SET PROBLEM:
Every line below is to be quoted exactly, with nothing added or dropped.
--- AVAILABLE RECORDS ---
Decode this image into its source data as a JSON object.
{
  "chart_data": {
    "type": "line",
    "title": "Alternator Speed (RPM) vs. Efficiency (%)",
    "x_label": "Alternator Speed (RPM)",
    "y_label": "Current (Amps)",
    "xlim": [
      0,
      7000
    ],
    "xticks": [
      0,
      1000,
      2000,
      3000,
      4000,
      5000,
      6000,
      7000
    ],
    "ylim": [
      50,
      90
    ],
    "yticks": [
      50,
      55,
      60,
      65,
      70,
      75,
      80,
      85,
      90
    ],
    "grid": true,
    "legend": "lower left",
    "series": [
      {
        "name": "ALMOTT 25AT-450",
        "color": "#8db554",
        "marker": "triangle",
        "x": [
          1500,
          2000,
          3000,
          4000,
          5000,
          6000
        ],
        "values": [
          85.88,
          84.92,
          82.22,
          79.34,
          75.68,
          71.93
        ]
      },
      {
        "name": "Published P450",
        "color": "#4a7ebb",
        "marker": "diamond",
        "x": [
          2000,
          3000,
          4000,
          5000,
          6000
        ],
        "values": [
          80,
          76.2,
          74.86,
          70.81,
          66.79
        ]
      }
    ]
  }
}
---
THE COMPLETED TASK:
Decode this image into its source data as a JSON object.
{
  "chart_data": {
    "type": "line",
    "title": "Alternator Speed (RPM) vs. Efficiency (%)",
    "x_label": "Alternator Speed (RPM)",
    "y_label": "Current (Amps)",
    "xlim": [
      0,
      7000
    ],
    "xticks": [
      0,
      1000,
      2000,
      3000,
      4000,
      5000,
      6000,
      7000
    ],
    "ylim": [
      50,
      90
    ],
    "yticks": [
      50,
      55,
      60,
      65,
      70,
      75,
      80,
      85,
      90
    ],
    "grid": true,
    "legend": "lower left",
    "series": [
      {
        "name": "ALMOTT 25AT-450",
        "color": "#8db554",
        "marker": "triangle",
        "x": [
          1500,
          2000,
          3000,
          4000,
          5000,
          6000
        ],
        "values": [
          85.88,
          84.92,
          82.22,
          79.34,
          75.68,
          71.93
        ]
      },
      {
        "name": "Published P450",
        "color": "#4a7ebb",
        "marker": "diamond",
        "x": [
          2000,
          3000,
          4000,
          5000,
          6000
        ],
        "values": [
          80,
          76.2,
          74.86,
          70.81,
          66.79
        ]
      }
    ]
  }
}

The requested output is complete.